ROWS:
○ ○ ○

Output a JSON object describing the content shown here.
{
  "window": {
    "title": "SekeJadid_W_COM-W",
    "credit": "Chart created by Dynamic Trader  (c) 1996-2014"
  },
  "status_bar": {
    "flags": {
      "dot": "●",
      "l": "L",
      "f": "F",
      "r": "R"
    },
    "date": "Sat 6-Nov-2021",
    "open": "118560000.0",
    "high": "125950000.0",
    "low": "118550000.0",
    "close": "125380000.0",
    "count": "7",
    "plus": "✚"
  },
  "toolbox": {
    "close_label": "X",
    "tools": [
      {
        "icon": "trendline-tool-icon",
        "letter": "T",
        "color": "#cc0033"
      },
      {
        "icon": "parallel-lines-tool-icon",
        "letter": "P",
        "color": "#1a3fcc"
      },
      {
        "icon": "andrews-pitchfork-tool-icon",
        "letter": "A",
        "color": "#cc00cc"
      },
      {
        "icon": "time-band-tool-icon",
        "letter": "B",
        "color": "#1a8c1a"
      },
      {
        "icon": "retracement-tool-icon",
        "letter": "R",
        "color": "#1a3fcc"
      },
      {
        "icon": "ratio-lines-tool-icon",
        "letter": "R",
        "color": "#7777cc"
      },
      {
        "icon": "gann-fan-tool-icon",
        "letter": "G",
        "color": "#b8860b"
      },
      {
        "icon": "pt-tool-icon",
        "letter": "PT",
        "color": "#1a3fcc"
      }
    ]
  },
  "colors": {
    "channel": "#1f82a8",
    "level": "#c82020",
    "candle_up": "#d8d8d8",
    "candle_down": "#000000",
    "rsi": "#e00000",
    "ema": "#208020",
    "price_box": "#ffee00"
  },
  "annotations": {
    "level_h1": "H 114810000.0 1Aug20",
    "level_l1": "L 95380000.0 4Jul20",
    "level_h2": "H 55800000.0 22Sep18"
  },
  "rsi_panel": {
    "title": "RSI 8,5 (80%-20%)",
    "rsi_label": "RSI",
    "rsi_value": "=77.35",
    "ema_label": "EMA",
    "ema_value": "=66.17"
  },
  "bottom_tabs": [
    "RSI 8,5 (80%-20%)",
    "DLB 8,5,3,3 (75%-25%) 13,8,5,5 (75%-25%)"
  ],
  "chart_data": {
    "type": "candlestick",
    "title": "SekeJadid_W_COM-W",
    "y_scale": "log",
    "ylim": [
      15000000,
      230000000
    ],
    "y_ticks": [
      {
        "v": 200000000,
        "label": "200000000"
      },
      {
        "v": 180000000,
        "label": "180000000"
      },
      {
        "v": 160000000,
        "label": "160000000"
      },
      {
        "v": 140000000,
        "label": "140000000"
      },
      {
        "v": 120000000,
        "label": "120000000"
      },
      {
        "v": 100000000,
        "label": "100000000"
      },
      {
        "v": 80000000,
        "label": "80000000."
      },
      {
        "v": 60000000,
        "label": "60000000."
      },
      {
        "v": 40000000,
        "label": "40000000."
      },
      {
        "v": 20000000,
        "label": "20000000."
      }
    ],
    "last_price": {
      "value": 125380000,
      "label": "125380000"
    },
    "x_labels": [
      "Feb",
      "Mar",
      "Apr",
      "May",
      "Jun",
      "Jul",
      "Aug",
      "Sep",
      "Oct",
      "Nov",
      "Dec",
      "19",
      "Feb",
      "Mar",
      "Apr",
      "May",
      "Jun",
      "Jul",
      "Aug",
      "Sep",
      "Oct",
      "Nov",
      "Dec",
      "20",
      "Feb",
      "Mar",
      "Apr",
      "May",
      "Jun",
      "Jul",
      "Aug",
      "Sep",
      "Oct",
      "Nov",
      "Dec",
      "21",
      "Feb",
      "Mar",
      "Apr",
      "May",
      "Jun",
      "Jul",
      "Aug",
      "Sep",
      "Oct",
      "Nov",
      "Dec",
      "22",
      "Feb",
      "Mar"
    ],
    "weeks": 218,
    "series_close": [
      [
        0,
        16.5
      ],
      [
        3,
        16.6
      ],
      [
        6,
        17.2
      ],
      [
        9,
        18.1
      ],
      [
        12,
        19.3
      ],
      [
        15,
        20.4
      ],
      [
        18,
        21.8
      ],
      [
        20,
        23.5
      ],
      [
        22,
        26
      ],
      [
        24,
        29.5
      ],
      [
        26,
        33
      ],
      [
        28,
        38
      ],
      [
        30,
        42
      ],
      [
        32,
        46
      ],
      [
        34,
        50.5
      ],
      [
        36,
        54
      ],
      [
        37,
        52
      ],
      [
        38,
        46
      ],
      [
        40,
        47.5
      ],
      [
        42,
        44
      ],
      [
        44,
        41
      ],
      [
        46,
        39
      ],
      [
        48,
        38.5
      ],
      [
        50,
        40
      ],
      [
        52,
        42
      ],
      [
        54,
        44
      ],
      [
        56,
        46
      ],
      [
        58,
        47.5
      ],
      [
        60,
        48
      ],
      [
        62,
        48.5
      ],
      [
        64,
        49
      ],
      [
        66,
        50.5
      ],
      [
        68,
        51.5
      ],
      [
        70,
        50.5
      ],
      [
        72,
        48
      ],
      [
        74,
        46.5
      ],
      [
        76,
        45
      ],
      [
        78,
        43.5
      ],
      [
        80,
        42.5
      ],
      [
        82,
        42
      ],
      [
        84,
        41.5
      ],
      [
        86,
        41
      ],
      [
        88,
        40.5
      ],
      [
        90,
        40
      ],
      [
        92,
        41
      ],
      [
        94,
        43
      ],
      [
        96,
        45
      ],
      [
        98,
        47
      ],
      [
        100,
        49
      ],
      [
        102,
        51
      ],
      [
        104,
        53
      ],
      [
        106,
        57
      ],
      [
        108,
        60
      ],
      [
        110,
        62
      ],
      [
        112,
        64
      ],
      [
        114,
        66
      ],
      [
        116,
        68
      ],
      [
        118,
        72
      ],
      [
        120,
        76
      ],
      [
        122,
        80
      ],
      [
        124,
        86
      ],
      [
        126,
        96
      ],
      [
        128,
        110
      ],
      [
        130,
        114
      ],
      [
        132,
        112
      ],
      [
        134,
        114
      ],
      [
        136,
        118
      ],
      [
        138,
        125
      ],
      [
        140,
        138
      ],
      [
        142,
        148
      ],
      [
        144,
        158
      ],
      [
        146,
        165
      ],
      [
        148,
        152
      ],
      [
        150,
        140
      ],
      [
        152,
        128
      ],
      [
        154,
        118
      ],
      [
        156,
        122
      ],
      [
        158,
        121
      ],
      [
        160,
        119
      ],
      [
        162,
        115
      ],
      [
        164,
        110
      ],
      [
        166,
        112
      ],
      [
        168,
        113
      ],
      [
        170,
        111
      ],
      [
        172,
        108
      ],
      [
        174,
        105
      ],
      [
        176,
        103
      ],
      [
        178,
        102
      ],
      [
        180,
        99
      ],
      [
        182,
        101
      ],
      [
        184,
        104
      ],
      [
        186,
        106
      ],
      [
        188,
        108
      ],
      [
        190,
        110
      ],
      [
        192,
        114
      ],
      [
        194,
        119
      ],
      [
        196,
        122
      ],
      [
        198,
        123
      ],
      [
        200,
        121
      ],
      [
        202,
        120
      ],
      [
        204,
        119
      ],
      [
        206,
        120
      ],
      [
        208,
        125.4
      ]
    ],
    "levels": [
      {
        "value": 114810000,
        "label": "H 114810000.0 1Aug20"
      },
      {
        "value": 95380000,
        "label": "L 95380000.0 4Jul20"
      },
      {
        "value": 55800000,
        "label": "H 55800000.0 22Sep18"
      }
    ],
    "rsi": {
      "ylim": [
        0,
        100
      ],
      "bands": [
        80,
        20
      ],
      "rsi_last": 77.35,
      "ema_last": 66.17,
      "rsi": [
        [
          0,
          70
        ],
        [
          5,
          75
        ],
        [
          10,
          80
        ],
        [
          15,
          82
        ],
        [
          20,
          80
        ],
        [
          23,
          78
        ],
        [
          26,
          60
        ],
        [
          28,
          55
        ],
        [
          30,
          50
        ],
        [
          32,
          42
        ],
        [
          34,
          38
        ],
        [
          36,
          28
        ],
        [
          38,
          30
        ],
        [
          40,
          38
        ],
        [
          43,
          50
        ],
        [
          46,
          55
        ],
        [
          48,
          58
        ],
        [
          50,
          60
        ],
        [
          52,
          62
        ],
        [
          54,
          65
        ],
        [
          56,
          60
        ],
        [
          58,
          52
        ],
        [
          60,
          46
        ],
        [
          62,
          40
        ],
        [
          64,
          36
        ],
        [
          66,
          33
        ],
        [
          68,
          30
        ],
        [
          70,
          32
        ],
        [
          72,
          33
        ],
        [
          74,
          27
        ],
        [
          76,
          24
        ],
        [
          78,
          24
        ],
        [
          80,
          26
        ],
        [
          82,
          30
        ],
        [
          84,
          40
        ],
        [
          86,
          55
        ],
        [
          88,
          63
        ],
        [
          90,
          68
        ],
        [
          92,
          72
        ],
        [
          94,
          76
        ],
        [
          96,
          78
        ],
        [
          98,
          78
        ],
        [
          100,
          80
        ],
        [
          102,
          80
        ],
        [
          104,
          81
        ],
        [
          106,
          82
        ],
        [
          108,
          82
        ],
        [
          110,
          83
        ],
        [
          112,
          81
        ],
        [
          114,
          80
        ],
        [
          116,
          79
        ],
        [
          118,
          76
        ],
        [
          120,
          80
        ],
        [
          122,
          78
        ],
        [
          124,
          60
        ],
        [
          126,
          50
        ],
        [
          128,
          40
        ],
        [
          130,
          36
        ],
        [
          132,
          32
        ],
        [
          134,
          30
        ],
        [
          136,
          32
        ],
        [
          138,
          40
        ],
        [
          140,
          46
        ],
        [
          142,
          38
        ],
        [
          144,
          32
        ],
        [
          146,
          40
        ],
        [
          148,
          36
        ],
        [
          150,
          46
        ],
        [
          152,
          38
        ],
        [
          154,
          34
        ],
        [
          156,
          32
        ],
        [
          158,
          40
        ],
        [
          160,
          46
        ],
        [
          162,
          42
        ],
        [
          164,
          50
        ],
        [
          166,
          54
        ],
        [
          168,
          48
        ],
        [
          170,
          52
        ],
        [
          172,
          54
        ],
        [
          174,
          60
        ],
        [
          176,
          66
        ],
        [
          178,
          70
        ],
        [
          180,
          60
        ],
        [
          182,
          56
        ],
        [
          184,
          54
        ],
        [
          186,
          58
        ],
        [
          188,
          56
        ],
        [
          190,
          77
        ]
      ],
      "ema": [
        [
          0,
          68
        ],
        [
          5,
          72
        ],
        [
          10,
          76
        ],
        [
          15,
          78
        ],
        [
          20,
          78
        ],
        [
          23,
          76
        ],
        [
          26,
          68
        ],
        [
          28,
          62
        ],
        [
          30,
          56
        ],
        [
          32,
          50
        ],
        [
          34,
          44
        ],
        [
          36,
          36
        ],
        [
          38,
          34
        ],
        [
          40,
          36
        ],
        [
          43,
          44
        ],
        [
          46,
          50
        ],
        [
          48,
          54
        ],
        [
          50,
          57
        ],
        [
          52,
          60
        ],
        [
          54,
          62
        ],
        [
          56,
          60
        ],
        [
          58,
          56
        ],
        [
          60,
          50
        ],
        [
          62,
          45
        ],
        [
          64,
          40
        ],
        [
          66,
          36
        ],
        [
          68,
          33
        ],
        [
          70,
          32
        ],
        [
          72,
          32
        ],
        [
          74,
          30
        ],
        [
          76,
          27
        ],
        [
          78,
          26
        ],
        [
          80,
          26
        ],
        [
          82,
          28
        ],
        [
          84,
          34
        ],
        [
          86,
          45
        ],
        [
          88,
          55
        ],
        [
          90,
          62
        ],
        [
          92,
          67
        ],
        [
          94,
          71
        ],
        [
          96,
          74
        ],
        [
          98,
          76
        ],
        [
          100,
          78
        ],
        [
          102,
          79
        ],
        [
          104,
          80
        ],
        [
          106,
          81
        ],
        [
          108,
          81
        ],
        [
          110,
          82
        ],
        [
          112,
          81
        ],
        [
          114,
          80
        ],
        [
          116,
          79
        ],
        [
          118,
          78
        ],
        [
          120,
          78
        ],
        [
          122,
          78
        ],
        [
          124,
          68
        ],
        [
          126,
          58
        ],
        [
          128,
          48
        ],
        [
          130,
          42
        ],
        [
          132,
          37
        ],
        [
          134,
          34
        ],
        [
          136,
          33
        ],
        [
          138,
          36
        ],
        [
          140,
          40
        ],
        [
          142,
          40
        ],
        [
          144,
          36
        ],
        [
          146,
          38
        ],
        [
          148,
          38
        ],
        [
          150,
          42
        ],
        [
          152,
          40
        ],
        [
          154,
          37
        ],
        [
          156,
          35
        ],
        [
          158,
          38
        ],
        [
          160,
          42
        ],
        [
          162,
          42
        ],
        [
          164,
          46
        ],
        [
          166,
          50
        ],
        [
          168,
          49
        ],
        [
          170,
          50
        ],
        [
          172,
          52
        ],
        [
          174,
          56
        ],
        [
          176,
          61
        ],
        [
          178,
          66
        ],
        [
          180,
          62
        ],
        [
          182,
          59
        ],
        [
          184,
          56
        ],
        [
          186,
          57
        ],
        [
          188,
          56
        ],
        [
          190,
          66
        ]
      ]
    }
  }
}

○ ○ ○

STATED PROBLEM: Scan the records for the string "lines". Copy each line in which it appears.

EXPECTED ANSWER:
        "icon": "parallel-lines-tool-icon",
        "icon": "ratio-lines-tool-icon",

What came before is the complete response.